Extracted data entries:
--- start ---

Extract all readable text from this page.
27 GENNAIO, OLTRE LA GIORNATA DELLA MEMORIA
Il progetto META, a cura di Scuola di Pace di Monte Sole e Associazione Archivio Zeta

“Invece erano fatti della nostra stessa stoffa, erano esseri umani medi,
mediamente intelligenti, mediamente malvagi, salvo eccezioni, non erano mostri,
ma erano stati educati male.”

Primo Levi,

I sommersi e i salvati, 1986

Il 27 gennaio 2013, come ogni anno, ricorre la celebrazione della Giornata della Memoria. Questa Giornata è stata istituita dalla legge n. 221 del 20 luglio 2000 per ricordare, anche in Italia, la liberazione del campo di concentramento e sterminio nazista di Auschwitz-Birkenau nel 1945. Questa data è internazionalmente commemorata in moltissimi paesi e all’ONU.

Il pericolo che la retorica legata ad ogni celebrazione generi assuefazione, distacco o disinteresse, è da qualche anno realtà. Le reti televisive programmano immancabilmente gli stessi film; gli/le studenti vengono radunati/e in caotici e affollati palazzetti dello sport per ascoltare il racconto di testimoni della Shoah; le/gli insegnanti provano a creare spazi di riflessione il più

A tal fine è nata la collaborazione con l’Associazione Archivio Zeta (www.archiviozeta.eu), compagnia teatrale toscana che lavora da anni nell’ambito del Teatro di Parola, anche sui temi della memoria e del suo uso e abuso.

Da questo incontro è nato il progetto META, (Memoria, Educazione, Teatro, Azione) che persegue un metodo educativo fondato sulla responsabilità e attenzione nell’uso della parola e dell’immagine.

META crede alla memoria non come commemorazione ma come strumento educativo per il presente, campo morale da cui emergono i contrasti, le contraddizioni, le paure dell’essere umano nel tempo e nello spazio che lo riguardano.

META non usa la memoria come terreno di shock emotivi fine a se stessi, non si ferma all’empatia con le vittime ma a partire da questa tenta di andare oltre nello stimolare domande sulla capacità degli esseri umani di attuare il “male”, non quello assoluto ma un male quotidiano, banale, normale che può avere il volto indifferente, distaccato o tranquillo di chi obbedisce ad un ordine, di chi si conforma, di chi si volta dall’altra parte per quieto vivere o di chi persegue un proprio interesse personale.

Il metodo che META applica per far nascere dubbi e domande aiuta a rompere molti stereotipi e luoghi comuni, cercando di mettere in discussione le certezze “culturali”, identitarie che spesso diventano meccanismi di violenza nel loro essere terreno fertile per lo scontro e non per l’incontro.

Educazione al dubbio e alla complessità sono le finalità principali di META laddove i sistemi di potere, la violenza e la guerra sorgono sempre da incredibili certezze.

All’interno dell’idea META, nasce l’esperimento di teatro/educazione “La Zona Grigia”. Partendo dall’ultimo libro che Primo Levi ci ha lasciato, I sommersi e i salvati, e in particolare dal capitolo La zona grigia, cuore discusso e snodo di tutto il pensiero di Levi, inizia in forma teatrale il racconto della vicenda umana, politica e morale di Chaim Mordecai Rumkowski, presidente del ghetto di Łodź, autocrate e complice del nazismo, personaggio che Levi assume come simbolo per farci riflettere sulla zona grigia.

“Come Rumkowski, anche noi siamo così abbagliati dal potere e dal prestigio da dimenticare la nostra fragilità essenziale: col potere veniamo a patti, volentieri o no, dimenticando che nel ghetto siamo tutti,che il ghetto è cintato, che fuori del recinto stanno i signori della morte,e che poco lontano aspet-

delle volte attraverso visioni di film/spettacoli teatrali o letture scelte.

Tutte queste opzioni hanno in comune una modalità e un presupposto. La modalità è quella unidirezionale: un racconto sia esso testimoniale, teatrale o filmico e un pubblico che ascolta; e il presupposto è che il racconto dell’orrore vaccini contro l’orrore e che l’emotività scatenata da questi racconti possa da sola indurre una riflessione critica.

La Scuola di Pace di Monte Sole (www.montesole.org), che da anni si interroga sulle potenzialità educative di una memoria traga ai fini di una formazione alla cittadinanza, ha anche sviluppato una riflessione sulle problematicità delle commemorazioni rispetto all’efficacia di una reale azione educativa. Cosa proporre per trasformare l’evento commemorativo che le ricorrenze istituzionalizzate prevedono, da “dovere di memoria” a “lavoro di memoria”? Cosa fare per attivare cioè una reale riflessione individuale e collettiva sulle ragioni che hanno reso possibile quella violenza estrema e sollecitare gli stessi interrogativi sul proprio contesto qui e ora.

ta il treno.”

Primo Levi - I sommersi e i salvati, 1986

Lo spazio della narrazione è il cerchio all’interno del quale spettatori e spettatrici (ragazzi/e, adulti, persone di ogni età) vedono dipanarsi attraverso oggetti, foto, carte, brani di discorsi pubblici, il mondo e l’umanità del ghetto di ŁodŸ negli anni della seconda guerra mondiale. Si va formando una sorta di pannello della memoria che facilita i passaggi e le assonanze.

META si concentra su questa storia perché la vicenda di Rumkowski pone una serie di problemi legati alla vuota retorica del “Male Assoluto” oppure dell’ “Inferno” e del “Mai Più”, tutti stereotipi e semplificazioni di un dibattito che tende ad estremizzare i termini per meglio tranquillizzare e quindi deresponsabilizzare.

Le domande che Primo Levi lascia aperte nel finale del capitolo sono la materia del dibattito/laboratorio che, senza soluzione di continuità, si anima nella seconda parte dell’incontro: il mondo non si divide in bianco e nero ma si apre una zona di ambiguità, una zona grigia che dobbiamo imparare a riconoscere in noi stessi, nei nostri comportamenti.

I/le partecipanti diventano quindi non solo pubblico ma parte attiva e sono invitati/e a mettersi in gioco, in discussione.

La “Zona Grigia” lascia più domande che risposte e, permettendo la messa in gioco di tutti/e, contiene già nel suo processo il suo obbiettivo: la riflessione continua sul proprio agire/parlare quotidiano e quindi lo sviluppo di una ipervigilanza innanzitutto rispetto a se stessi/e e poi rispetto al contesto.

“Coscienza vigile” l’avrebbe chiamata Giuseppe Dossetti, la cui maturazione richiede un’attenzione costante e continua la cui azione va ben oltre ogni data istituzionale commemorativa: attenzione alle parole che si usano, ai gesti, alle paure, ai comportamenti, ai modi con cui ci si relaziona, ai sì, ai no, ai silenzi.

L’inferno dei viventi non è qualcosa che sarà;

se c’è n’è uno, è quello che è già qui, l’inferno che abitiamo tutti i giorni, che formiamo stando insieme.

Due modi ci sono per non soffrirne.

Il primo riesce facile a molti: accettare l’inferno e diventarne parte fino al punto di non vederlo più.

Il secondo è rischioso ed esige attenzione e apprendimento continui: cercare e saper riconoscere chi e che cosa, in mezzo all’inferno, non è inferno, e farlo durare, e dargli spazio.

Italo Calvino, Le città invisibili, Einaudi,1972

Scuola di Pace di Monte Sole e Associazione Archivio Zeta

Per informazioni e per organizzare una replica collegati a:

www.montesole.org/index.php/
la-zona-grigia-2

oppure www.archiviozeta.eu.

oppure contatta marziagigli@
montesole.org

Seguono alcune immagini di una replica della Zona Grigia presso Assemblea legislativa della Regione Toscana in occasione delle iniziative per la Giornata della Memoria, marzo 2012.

--- end ---

▶ _DIRECTIVE_
Find all lines with "pubblico" in them and copy each one.

▶ _RESPONSE_
Tutte queste opzioni hanno in comune una modalità e un presupposto. La modalità è quella unidirezionale: un racconto sia esso testimoniale, teatrale o filmico e un pubblico che ascolta; e il presupposto è che il racconto dell’orrore vaccini contro l’orrore e che l’emotività scatenata da questi racconti possa da sola indurre una riflessione critica.
I/le partecipanti diventano quindi non solo pubblico ma parte attiva e sono invitati/e a mettersi in gioco, in discussione.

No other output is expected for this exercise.